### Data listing
[Begin]

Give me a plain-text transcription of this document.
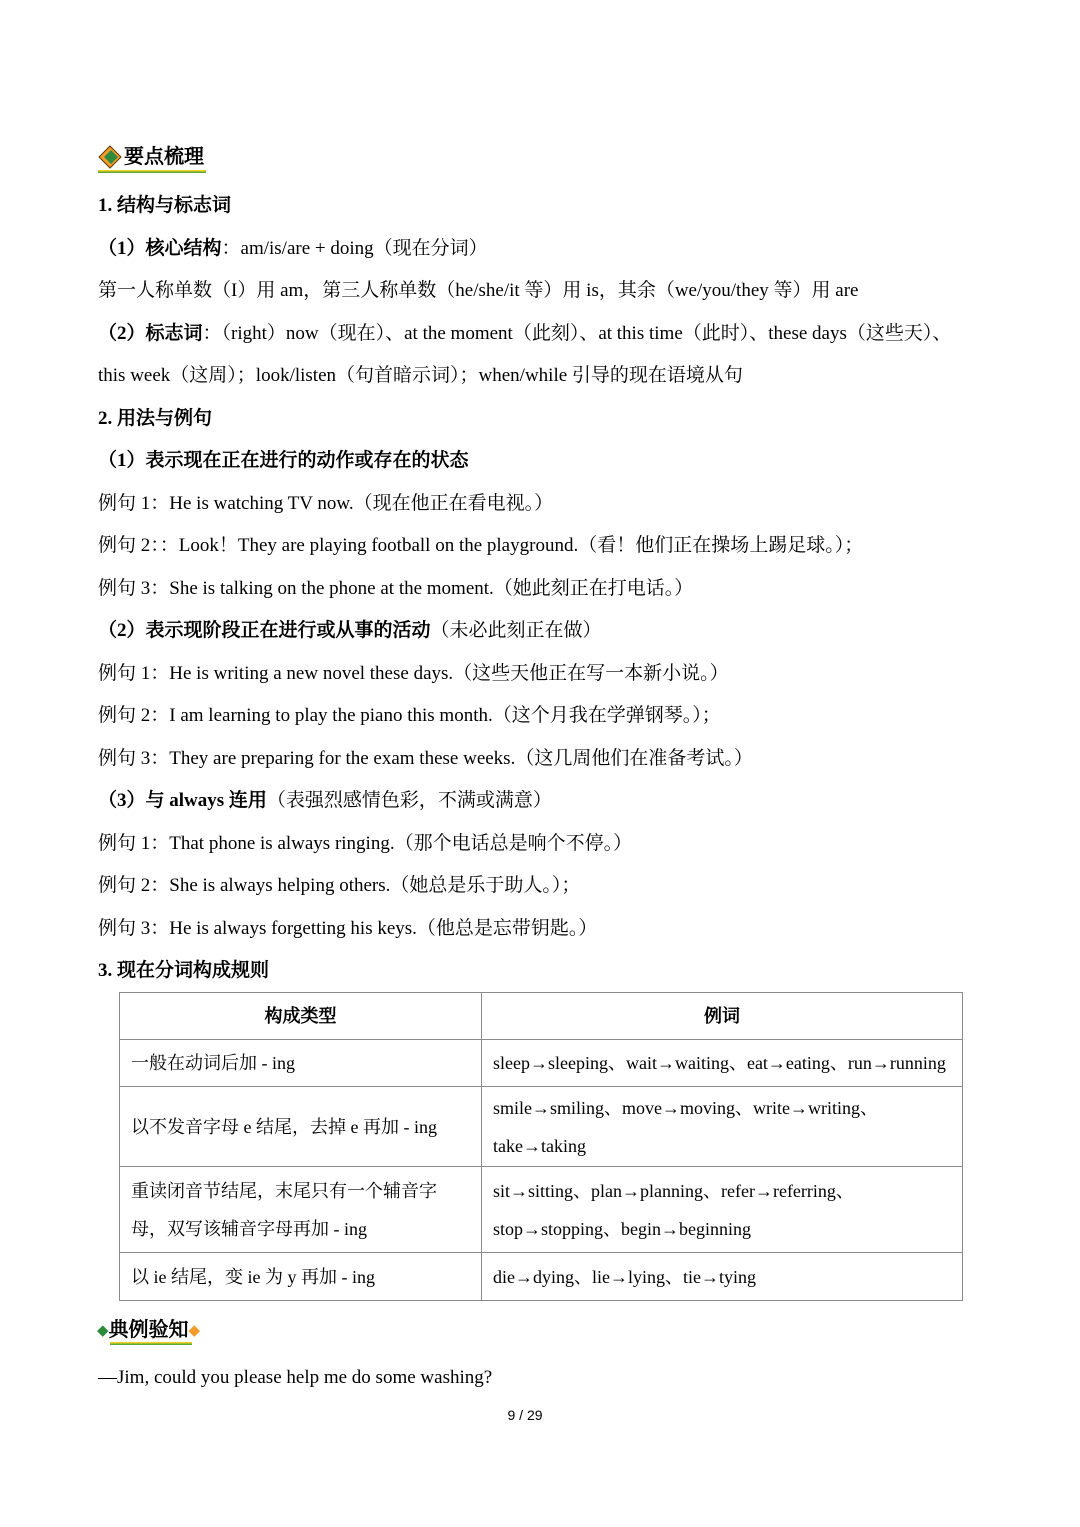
要点梳理
1. 结构与标志词
（1）核心结构：am/is/are + doing（现在分词）
第一人称单数（I）用 am，第三人称单数（he/she/it 等）用 is，其余（we/you/they 等）用 are
（2）标志词：（right）now（现在）、at the moment（此刻）、at this time（此时）、these days（这些天）、
this week（这周）；look/listen（句首暗示词）；when/while 引导的现在语境从句
2. 用法与例句
（1）表示现在正在进行的动作或存在的状态
例句 1：He is watching TV now.（现在他正在看电视。）
例句 2：：Look！They are playing football on the playground.（看！他们正在操场上踢足球。）；
例句 3：She is talking on the phone at the moment.（她此刻正在打电话。）
（2）表示现阶段正在进行或从事的活动（未必此刻正在做）
例句 1：He is writing a new novel these days.（这些天他正在写一本新小说。）
例句 2：I am learning to play the piano this month.（这个月我在学弹钢琴。）；
例句 3：They are preparing for the exam these weeks.（这几周他们在准备考试。）
（3）与 always 连用（表强烈感情色彩，不满或满意）
例句 1：That phone is always ringing.（那个电话总是响个不停。）
例句 2：She is always helping others.（她总是乐于助人。）；
例句 3：He is always forgetting his keys.（他总是忘带钥匙。）
3. 现在分词构成规则
构成类型	例词

一般在动词后加 - ing	sleep→sleeping、wait→waiting、eat→eating、run→running

以不发音字母 e 结尾，去掉 e 再加 - ing	smile→smiling、move→moving、write→writing、
take→taking

重读闭音节结尾，末尾只有一个辅音字
母，双写该辅音字母再加 - ing	sit→sitting、plan→planning、refer→referring、
stop→stopping、begin→beginning

以 ie 结尾，变 ie 为 y 再加 - ing	die→dying、lie→lying、tie→tying
◆ 典例验知 ◆
—Jim, could you please help me do some washing?
9 / 29
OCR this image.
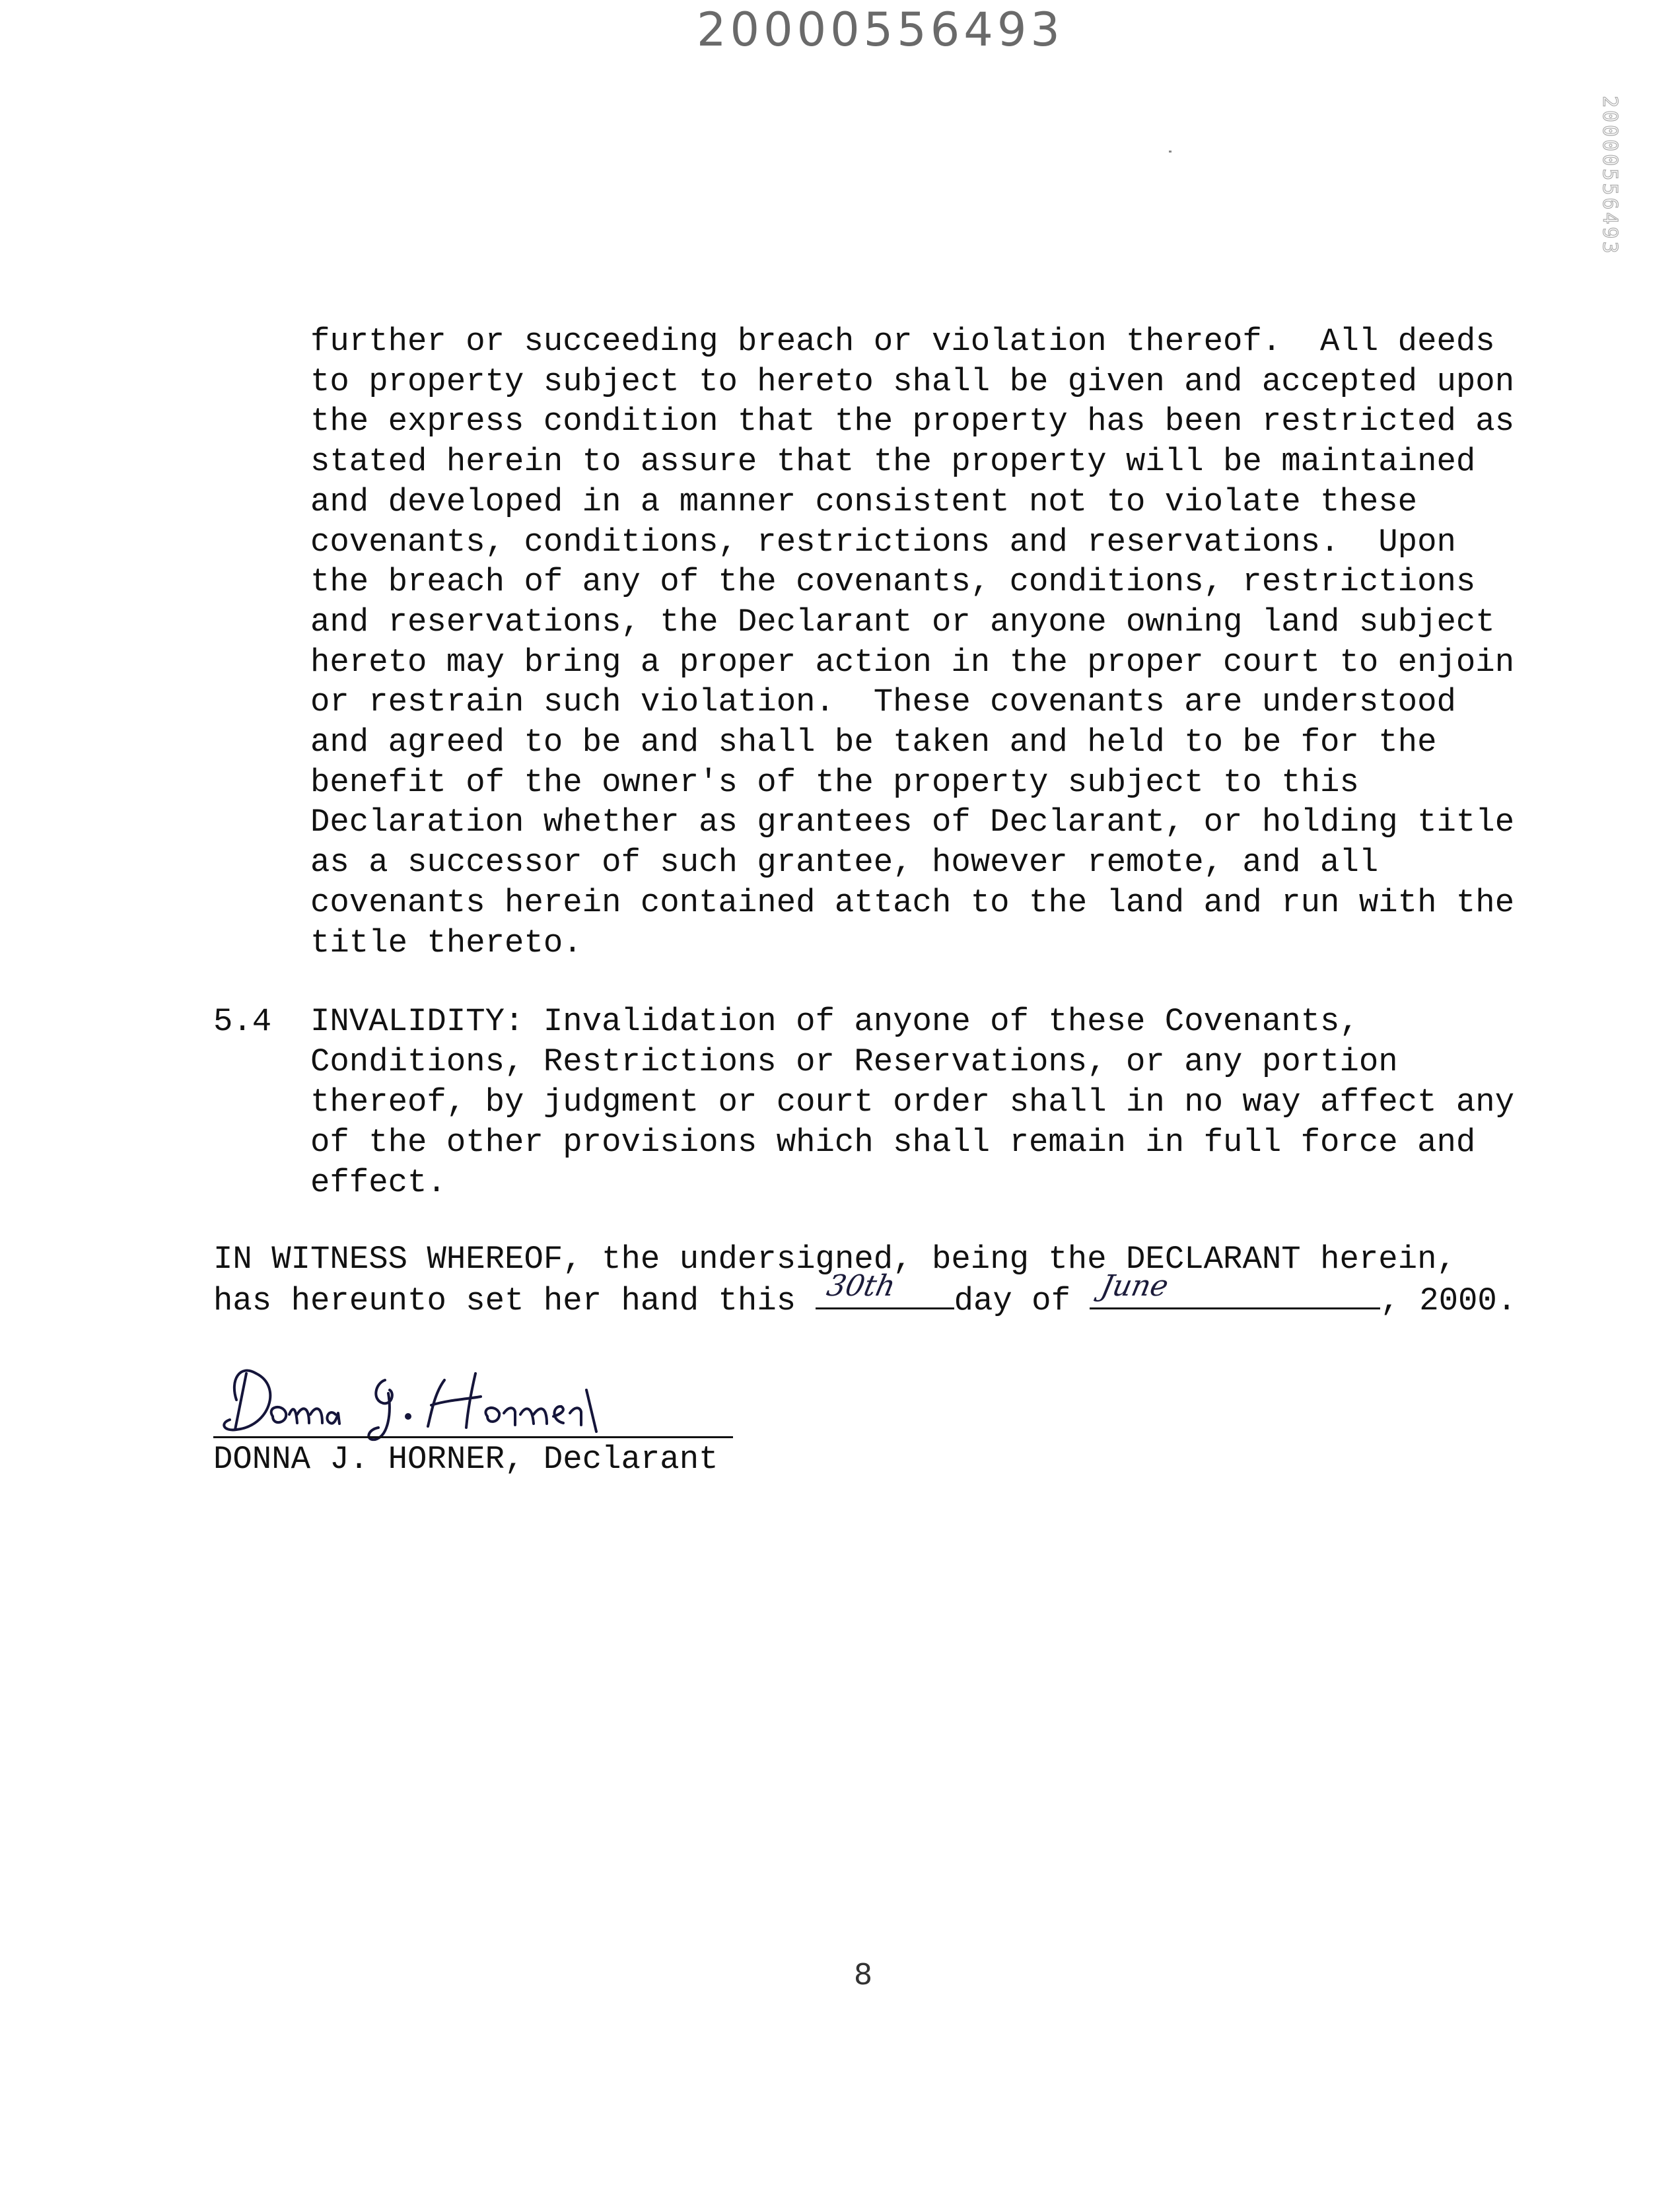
20000556493
20000556493
further or succeeding breach or violation thereof.  All deeds
to property subject to hereto shall be given and accepted upon
the express condition that the property has been restricted as
stated herein to assure that the property will be maintained
and developed in a manner consistent not to violate these
covenants, conditions, restrictions and reservations.  Upon
the breach of any of the covenants, conditions, restrictions
and reservations, the Declarant or anyone owning land subject
hereto may bring a proper action in the proper court to enjoin
or restrain such violation.  These covenants are understood
and agreed to be and shall be taken and held to be for the
benefit of the owner's of the property subject to this
Declaration whether as grantees of Declarant, or holding title
as a successor of such grantee, however remote, and all
covenants herein contained attach to the land and run with the
title thereto.
5.4 INVALIDITY: Invalidation of anyone of these Covenants,
Conditions, Restrictions or Reservations, or any portion
thereof, by judgment or court order shall in no way affect any
of the other provisions which shall remain in full force and
effect.
IN WITNESS WHEREOF, the undersigned, being the DECLARANT herein,
has hereunto set her hand this 30th day of June	, 2000.
DONNA J. HORNER, Declarant
8
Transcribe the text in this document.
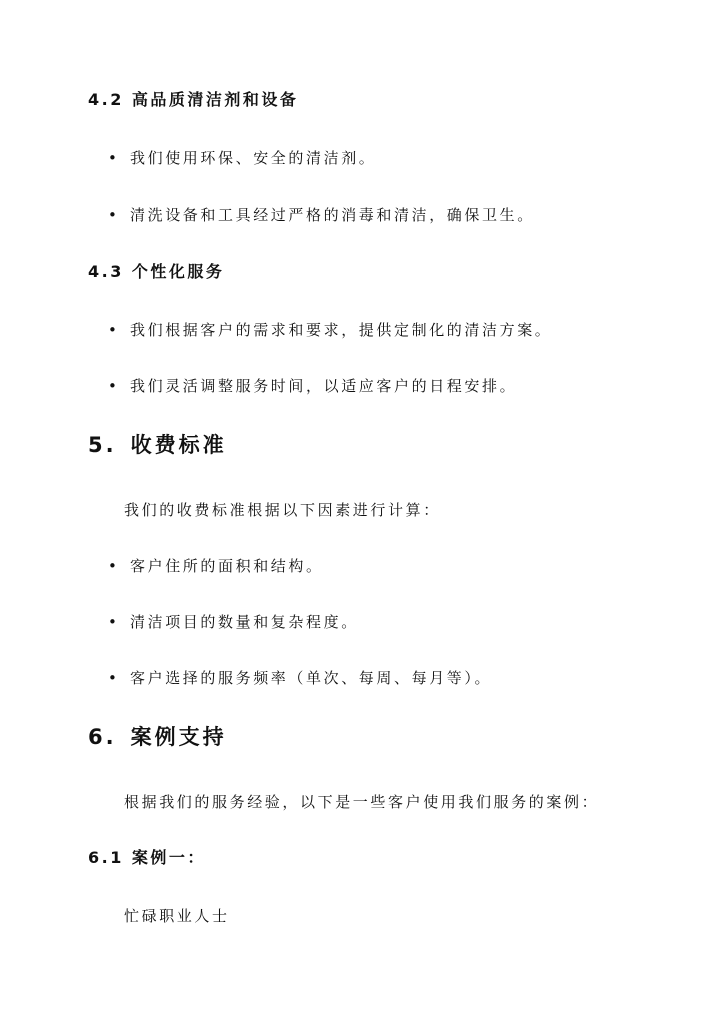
4.2 高品质清洁剂和设备
• 我们使用环保、安全的清洁剂。
• 清洗设备和工具经过严格的消毒和清洁，确保卫生。
4.3 个性化服务
• 我们根据客户的需求和要求，提供定制化的清洁方案。
• 我们灵活调整服务时间，以适应客户的日程安排。
5. 收费标准
我们的收费标准根据以下因素进行计算：
• 客户住所的面积和结构。
• 清洁项目的数量和复杂程度。
• 客户选择的服务频率（单次、每周、每月等）。
6. 案例支持
根据我们的服务经验，以下是一些客户使用我们服务的案例：
6.1 案例一：
忙碌职业人士
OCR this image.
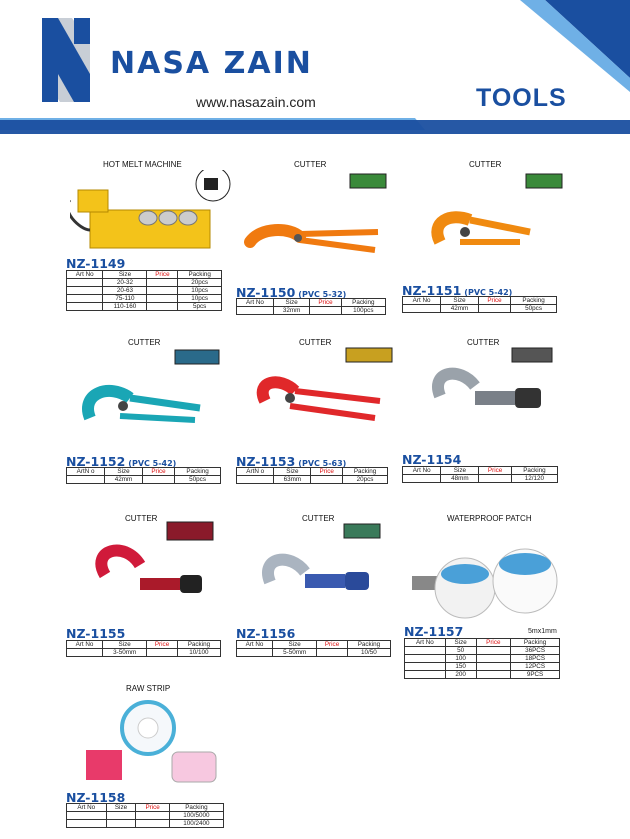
NASA ZAIN
www.nasazain.com	TOOLS
HOT MELT MACHINE
NZ-1149
Art No	Size	Price	Packing
	20-32		20pcs
	20-63		10pcs
	75-110		10pcs
	110-160		5pcs
CUTTER
NZ-1150 (PVC 5-32)
Art No	Size	Price	Packing
	32mm		100pcs
CUTTER
NZ-1151 (PVC 5-42)
Art No	Size	Price	Packing
	42mm		50pcs
CUTTER
NZ-1152 (PVC 5-42)
ArtN o	Size	Price	Packing
	42mm		50pcs
CUTTER
NZ-1153 (PVC 5-63)
ArtN o	Size	Price	Packing
	63mm		20pcs
CUTTER
NZ-1154
Art No	Size	Price	Packing
	48mm		12/120
CUTTER
NZ-1155
Art No	Size	Price	Packing
	3-50mm		10/100
CUTTER
NZ-1156
Art No	Size	Price	Packing
	5-50mm		10/50
WATERPROOF PATCH
NZ-1157	5mx1mm
Art No	Size	Price	Packing
	50		36PCS
	100		18PCS
	150		12PCS
	200		9PCS
RAW STRIP
NZ-1158
Art No	Size	Price	Packing
			100/5000
			100/2400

[End]

### EXERCISE
Quote every line word for word and keep the images out of the copy.

### EXERCISE RESULT
Give me a plain-text transcription of this document.
要点梳理
1. 结构与标志词
（1）核心结构：am/is/are + doing（现在分词）
第一人称单数（I）用 am，第三人称单数（he/she/it 等）用 is，其余（we/you/they 等）用 are
（2）标志词：（right）now（现在）、at the moment（此刻）、at this time（此时）、these days（这些天）、
this week（这周）；look/listen（句首暗示词）；when/while 引导的现在语境从句
2. 用法与例句
（1）表示现在正在进行的动作或存在的状态
例句 1：He is watching TV now.（现在他正在看电视。）
例句 2：：Look！They are playing football on the playground.（看！他们正在操场上踢足球。）；
例句 3：She is talking on the phone at the moment.（她此刻正在打电话。）
（2）表示现阶段正在进行或从事的活动（未必此刻正在做）
例句 1：He is writing a new novel these days.（这些天他正在写一本新小说。）
例句 2：I am learning to play the piano this month.（这个月我在学弹钢琴。）；
例句 3：They are preparing for the exam these weeks.（这几周他们在准备考试。）
（3）与 always 连用（表强烈感情色彩，不满或满意）
例句 1：That phone is always ringing.（那个电话总是响个不停。）
例句 2：She is always helping others.（她总是乐于助人。）；
例句 3：He is always forgetting his keys.（他总是忘带钥匙。）
3. 现在分词构成规则
构成类型	例词

一般在动词后加 - ing	sleep→sleeping、wait→waiting、eat→eating、run→running

以不发音字母 e 结尾，去掉 e 再加 - ing	smile→smiling、move→moving、write→writing、
take→taking

重读闭音节结尾，末尾只有一个辅音字
母，双写该辅音字母再加 - ing	sit→sitting、plan→planning、refer→referring、
stop→stopping、begin→beginning

以 ie 结尾，变 ie 为 y 再加 - ing	die→dying、lie→lying、tie→tying
◆ 典例验知 ◆
—Jim, could you please help me do some washing?
9 / 29
OCR this image.
20000556493
20000556493
further or succeeding breach or violation thereof.  All deeds
to property subject to hereto shall be given and accepted upon
the express condition that the property has been restricted as
stated herein to assure that the property will be maintained
and developed in a manner consistent not to violate these
covenants, conditions, restrictions and reservations.  Upon
the breach of any of the covenants, conditions, restrictions
and reservations, the Declarant or anyone owning land subject
hereto may bring a proper action in the proper court to enjoin
or restrain such violation.  These covenants are understood
and agreed to be and shall be taken and held to be for the
benefit of the owner's of the property subject to this
Declaration whether as grantees of Declarant, or holding title
as a successor of such grantee, however remote, and all
covenants herein contained attach to the land and run with the
title thereto.
5.4 INVALIDITY: Invalidation of anyone of these Covenants,
Conditions, Restrictions or Reservations, or any portion
thereof, by judgment or court order shall in no way affect any
of the other provisions which shall remain in full force and
effect.
IN WITNESS WHEREOF, the undersigned, being the DECLARANT herein,
has hereunto set her hand this 30th day of June	, 2000.
DONNA J. HORNER, Declarant
8
Transcribe the text in this document.
4.2 高品质清洁剂和设备
• 我们使用环保、安全的清洁剂。
• 清洗设备和工具经过严格的消毒和清洁，确保卫生。
4.3 个性化服务
• 我们根据客户的需求和要求，提供定制化的清洁方案。
• 我们灵活调整服务时间，以适应客户的日程安排。
5. 收费标准
我们的收费标准根据以下因素进行计算：
• 客户住所的面积和结构。
• 清洁项目的数量和复杂程度。
• 客户选择的服务频率（单次、每周、每月等）。
6. 案例支持
根据我们的服务经验，以下是一些客户使用我们服务的案例：
6.1 案例一：
忙碌职业人士
OCR this image.
NASA ZAIN
www.nasazain.com	TOOLS
HOT MELT MACHINE
NZ-1149
Art No	Size	Price	Packing
	20-32		20pcs
	20-63		10pcs
	75-110		10pcs
	110-160		5pcs
CUTTER
NZ-1150 (PVC 5-32)
Art No	Size	Price	Packing
	32mm		100pcs
CUTTER
NZ-1151 (PVC 5-42)
Art No	Size	Price	Packing
	42mm		50pcs
CUTTER
NZ-1152 (PVC 5-42)
ArtN o	Size	Price	Packing
	42mm		50pcs
CUTTER
NZ-1153 (PVC 5-63)
ArtN o	Size	Price	Packing
	63mm		20pcs
CUTTER
NZ-1154
Art No	Size	Price	Packing
	48mm		12/120
CUTTER
NZ-1155
Art No	Size	Price	Packing
	3-50mm		10/100
CUTTER
NZ-1156
Art No	Size	Price	Packing
	5-50mm		10/50
WATERPROOF PATCH
NZ-1157	5mx1mm
Art No	Size	Price	Packing
	50		36PCS
	100		18PCS
	150		12PCS
	200		9PCS
RAW STRIP
NZ-1158
Art No	Size	Price	Packing
			100/5000
			100/2400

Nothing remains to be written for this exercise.